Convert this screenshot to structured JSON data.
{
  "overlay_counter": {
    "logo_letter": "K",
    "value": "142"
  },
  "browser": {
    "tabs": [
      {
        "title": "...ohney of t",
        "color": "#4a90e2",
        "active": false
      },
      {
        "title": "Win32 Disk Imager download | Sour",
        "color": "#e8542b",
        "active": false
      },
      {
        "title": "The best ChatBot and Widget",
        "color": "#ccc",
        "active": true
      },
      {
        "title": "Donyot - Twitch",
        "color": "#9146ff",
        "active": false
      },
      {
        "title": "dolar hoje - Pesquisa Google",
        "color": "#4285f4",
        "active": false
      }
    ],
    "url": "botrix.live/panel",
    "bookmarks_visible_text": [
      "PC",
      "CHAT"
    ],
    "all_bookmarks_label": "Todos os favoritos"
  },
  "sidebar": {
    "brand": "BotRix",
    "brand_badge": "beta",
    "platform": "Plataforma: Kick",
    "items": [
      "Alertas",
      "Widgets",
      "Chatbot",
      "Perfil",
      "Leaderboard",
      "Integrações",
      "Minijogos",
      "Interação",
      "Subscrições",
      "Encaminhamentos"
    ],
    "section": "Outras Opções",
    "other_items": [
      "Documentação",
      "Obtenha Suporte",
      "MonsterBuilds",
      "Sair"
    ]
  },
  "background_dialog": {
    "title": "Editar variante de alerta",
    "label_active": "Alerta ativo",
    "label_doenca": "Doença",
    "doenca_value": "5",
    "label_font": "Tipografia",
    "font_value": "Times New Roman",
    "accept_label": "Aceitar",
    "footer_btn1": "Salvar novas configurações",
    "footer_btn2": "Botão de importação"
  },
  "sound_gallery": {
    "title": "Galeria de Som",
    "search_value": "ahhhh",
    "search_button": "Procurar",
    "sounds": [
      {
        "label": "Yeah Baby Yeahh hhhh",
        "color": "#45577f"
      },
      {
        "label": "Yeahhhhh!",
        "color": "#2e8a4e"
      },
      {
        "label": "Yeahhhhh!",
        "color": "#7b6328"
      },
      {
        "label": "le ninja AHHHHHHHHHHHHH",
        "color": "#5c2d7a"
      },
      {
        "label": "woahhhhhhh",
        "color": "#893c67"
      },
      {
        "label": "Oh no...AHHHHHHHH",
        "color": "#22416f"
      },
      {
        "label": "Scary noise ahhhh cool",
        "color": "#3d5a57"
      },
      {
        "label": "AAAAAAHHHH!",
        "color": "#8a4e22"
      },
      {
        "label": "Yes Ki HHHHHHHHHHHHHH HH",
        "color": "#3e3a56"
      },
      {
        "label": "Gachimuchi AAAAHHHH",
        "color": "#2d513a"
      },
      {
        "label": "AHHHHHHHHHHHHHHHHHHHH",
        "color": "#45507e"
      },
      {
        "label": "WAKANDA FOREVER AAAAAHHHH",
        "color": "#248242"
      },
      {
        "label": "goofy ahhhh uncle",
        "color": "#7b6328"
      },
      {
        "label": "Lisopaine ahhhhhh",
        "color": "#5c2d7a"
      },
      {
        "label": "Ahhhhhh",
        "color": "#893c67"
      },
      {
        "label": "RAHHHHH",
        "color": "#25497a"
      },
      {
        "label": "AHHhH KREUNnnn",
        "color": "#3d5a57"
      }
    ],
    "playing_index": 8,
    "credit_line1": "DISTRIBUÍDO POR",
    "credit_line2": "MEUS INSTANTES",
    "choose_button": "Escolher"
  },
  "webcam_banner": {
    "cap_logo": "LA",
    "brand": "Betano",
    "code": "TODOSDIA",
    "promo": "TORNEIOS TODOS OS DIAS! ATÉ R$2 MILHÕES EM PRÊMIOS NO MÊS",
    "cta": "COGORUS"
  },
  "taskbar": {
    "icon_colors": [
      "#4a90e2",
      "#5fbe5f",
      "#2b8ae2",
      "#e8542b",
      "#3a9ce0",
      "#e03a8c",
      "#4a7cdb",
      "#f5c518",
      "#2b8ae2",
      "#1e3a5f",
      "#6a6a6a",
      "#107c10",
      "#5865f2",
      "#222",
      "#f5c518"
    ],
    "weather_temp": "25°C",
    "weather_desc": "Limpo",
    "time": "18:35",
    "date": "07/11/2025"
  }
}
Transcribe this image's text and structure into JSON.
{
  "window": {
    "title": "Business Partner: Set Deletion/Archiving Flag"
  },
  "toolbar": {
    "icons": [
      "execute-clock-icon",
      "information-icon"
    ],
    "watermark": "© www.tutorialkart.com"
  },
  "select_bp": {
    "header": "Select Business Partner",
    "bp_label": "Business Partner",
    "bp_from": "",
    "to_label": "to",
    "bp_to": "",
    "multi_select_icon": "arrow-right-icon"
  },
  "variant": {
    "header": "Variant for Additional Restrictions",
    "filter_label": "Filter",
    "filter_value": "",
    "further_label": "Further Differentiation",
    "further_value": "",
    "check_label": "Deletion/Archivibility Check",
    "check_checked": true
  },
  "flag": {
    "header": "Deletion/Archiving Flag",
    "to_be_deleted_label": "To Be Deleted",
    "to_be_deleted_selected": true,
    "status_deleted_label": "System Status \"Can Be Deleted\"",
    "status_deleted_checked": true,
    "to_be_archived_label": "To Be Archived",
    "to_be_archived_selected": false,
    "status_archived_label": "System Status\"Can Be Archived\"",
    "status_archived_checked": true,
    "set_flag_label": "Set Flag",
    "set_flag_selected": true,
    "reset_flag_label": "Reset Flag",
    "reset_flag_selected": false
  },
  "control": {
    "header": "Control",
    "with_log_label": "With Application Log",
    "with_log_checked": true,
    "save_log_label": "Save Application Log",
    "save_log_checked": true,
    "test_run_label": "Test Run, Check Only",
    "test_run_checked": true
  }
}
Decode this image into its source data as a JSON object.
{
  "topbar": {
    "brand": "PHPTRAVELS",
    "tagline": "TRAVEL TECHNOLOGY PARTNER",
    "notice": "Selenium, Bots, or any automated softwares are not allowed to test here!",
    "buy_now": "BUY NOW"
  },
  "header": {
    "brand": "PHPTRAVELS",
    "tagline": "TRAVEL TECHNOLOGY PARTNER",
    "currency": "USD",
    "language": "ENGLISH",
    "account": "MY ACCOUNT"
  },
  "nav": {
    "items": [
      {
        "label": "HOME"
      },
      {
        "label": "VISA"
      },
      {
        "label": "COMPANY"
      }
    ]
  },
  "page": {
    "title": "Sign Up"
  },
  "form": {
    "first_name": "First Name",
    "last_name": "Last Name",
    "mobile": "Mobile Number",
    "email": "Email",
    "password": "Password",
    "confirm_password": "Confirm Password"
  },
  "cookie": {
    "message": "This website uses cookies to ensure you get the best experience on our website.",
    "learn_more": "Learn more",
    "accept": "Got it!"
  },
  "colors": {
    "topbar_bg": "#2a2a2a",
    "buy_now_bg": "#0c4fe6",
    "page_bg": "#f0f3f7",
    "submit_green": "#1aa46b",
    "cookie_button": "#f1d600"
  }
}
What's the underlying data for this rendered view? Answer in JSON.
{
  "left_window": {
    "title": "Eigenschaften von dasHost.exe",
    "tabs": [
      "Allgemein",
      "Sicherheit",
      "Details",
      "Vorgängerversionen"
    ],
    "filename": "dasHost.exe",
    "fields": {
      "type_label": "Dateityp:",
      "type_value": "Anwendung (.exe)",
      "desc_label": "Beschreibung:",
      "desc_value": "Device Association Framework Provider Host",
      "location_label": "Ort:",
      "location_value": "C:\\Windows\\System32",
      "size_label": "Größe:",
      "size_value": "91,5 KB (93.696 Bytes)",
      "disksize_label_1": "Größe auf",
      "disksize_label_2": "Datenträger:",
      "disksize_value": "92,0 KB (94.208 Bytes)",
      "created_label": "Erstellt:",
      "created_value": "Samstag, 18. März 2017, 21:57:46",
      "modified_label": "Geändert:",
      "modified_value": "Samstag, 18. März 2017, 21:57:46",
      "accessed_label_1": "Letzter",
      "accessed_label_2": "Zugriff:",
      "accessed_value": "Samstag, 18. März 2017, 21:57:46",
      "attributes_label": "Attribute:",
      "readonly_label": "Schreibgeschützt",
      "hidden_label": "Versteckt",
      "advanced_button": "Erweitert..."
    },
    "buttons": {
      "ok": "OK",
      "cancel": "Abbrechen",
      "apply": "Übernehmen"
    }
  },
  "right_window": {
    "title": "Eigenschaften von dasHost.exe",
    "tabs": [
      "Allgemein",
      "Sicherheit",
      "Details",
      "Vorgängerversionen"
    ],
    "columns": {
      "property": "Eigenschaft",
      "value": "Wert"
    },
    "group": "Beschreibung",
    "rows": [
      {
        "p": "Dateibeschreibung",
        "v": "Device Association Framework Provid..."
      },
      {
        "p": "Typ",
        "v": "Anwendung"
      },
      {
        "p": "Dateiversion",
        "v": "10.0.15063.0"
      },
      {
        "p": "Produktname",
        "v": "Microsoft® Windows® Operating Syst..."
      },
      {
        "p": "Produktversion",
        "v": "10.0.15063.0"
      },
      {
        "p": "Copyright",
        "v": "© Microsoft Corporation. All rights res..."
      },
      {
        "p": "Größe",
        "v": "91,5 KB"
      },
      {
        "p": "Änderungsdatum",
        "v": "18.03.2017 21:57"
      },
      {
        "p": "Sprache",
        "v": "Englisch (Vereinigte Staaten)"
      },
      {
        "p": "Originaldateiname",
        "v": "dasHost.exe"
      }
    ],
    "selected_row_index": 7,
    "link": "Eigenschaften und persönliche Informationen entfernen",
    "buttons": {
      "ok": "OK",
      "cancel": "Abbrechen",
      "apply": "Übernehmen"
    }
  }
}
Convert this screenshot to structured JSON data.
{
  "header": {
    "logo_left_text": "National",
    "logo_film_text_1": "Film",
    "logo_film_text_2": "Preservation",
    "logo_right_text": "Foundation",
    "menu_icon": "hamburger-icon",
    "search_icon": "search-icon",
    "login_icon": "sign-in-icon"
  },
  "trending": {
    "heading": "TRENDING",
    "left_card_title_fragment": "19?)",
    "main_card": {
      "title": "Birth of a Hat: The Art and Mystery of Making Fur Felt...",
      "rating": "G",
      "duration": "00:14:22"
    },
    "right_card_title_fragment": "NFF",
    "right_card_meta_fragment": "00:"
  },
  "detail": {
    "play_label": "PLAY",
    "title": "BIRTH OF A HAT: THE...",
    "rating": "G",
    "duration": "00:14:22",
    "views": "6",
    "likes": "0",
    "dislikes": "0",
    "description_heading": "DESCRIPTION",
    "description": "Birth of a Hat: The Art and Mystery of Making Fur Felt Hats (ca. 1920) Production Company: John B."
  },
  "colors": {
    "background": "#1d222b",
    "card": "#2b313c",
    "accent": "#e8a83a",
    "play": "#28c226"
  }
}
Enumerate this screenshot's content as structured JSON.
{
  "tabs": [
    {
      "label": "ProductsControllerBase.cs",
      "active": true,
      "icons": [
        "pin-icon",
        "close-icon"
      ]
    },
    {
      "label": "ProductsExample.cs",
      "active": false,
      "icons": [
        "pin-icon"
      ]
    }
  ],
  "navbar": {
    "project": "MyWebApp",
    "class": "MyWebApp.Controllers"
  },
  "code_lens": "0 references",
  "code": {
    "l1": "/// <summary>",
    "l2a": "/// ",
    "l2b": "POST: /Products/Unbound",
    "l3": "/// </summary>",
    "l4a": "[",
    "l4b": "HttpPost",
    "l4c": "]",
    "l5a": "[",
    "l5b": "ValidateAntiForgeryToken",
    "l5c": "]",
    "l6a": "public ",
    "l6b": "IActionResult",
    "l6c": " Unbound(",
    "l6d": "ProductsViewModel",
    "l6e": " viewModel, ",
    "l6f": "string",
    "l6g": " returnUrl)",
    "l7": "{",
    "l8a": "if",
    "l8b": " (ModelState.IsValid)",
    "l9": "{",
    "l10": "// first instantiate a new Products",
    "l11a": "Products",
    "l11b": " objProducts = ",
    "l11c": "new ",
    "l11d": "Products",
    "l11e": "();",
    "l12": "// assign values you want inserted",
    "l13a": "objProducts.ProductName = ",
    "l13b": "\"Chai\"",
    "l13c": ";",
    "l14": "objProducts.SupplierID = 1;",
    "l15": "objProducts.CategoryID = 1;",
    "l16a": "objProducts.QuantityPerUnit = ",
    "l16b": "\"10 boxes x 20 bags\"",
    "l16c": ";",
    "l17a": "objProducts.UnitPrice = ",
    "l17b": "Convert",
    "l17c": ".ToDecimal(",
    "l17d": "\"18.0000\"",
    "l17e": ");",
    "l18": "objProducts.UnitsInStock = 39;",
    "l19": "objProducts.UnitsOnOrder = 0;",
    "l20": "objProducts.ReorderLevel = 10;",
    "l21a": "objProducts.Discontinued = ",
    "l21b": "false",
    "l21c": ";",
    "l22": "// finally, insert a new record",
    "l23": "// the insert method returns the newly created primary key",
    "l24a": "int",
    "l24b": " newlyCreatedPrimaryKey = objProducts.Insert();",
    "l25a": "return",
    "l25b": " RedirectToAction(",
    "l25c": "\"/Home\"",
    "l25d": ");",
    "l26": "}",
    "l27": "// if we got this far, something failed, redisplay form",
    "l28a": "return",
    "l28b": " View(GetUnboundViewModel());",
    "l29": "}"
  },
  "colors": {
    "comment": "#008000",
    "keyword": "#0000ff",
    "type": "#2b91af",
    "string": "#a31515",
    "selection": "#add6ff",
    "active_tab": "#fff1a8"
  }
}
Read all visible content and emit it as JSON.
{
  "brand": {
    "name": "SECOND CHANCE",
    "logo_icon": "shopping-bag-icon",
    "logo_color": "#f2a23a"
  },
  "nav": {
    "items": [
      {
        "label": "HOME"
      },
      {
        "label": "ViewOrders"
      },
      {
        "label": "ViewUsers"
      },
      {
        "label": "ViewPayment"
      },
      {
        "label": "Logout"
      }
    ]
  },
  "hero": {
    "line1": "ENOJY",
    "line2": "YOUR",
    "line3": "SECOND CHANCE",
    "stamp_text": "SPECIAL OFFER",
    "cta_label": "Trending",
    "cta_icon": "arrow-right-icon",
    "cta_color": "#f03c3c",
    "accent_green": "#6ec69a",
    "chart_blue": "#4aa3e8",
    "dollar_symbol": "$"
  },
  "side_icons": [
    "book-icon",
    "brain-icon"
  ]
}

....

- **PROBLEM DESCRIPTION**: Gather every line containing the word "JSON" and copy it.

- **TASK RESPONSE**:
Convert this screenshot to structured JSON data.
Transcribe this image's text and structure into JSON.
Decode this image into its source data as a JSON object.
What's the underlying data for this rendered view? Answer in JSON.
Convert this screenshot to structured JSON data.
Enumerate this screenshot's content as structured JSON.
Read all visible content and emit it as JSON.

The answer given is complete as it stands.